[Request] Using the records below, locate all lines containing "height" and return them.

======== Data shown ========

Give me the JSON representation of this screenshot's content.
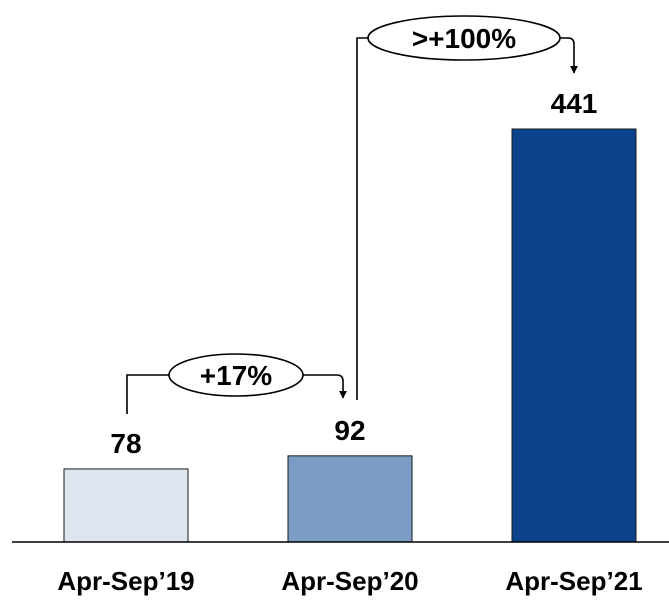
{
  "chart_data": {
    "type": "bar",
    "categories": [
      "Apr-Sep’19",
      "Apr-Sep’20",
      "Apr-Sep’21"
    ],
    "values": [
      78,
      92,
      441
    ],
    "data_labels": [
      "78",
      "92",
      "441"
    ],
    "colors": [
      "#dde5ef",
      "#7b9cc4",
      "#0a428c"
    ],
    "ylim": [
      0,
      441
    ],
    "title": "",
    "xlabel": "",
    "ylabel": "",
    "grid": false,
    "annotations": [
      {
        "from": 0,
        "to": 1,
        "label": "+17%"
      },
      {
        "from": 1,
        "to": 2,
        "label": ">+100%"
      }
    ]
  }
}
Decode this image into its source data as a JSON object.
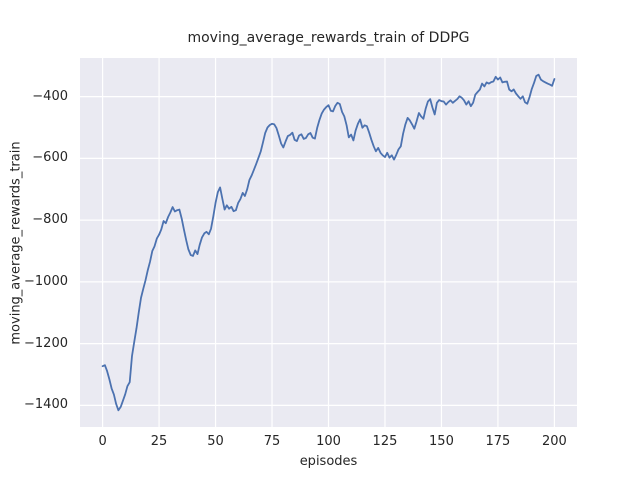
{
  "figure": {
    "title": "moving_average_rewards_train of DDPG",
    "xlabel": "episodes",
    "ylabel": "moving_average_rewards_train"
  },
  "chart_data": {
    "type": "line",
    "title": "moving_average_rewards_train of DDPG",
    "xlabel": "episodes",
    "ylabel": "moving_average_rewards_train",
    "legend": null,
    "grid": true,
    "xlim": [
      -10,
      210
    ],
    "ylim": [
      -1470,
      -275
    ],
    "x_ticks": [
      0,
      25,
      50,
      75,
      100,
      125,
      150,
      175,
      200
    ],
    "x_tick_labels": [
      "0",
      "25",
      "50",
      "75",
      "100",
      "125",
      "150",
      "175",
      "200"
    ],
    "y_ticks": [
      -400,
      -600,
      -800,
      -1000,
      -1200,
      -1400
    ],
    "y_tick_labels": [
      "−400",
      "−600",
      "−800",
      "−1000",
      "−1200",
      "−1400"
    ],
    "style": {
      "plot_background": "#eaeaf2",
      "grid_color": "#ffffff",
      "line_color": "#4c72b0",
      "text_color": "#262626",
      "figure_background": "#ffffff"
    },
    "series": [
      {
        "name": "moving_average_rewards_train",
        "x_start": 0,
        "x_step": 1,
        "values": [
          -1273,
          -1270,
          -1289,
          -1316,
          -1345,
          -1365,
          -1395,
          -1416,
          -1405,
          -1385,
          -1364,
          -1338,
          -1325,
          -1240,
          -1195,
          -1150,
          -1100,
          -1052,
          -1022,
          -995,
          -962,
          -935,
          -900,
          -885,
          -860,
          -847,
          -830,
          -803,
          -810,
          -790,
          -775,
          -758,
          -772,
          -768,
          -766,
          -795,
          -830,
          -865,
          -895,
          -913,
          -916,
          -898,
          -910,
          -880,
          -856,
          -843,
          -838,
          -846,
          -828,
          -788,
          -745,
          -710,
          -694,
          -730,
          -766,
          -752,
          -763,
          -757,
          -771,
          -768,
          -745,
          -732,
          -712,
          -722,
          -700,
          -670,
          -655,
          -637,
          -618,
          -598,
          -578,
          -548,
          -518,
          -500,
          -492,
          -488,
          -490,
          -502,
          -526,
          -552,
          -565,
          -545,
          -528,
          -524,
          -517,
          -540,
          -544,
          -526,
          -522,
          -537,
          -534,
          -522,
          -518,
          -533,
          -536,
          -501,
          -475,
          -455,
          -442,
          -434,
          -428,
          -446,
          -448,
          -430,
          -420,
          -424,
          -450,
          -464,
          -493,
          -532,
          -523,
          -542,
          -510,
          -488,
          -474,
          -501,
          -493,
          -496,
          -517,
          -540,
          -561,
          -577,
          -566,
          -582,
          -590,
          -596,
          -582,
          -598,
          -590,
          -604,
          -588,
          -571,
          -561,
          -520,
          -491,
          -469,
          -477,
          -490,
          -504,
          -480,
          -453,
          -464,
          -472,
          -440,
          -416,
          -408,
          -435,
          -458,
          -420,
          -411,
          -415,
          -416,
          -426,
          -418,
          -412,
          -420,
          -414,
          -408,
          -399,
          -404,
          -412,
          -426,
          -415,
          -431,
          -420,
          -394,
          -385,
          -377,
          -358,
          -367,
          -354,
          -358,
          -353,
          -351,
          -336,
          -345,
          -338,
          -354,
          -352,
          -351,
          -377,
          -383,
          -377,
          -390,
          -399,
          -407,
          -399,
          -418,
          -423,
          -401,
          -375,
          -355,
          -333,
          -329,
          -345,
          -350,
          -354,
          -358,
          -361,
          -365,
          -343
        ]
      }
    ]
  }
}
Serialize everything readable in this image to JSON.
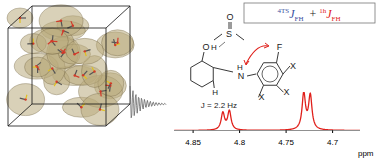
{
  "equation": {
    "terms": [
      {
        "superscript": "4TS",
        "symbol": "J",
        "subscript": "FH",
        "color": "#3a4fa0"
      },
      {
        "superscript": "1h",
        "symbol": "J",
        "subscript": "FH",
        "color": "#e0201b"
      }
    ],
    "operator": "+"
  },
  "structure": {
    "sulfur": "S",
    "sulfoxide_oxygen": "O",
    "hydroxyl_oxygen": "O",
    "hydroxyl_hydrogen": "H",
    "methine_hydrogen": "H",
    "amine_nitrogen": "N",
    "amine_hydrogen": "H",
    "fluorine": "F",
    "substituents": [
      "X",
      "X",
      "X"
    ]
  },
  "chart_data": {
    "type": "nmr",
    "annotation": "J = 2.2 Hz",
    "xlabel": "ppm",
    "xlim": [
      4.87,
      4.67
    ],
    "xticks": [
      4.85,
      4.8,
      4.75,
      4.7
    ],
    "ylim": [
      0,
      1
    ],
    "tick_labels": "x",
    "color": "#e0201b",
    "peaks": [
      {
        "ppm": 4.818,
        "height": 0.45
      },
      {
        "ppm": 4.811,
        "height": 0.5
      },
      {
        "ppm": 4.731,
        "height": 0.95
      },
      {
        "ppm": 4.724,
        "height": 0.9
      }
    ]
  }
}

========
======== Data shown ========

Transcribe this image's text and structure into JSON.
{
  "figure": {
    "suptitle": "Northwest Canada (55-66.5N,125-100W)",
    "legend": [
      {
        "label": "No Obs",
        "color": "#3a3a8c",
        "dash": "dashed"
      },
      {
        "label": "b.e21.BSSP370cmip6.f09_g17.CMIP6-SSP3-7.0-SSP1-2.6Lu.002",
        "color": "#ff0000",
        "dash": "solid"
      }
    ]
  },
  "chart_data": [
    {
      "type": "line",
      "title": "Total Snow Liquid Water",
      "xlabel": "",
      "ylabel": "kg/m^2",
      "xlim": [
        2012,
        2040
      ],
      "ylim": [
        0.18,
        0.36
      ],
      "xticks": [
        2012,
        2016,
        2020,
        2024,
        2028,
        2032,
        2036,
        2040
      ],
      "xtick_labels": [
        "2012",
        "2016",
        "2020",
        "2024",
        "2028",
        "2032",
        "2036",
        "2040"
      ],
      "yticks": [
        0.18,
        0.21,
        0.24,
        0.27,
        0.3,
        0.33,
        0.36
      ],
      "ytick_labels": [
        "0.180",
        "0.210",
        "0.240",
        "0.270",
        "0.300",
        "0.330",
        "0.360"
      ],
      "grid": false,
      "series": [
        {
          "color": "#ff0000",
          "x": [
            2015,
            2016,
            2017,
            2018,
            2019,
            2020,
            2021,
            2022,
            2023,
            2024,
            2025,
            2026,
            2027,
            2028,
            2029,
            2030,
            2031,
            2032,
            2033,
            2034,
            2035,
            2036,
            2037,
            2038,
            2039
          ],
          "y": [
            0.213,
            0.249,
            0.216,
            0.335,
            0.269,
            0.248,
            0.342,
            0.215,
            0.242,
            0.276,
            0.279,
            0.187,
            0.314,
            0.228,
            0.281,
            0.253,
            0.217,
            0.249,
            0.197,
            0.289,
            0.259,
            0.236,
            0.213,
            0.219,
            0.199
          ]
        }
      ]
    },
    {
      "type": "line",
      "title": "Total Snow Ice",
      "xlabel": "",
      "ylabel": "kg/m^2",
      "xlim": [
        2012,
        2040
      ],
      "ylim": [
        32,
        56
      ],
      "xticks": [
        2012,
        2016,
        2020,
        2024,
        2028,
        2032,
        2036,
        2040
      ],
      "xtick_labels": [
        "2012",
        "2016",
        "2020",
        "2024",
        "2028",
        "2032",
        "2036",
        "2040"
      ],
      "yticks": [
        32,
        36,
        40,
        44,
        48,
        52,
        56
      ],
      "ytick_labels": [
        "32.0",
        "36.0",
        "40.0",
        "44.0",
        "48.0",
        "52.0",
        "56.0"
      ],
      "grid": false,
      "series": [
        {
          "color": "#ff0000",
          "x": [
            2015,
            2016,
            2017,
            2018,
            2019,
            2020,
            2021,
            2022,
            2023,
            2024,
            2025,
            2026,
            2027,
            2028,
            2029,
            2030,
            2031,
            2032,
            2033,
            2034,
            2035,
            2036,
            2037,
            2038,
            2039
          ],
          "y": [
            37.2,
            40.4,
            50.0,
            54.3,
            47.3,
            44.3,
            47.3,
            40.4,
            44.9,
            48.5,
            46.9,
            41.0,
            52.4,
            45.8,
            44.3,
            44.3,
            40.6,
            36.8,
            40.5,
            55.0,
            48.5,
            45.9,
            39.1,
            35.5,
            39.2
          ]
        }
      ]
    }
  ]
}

========

[Task result]
        "height": 0.45
        "height": 0.5
        "height": 0.95
        "height": 0.9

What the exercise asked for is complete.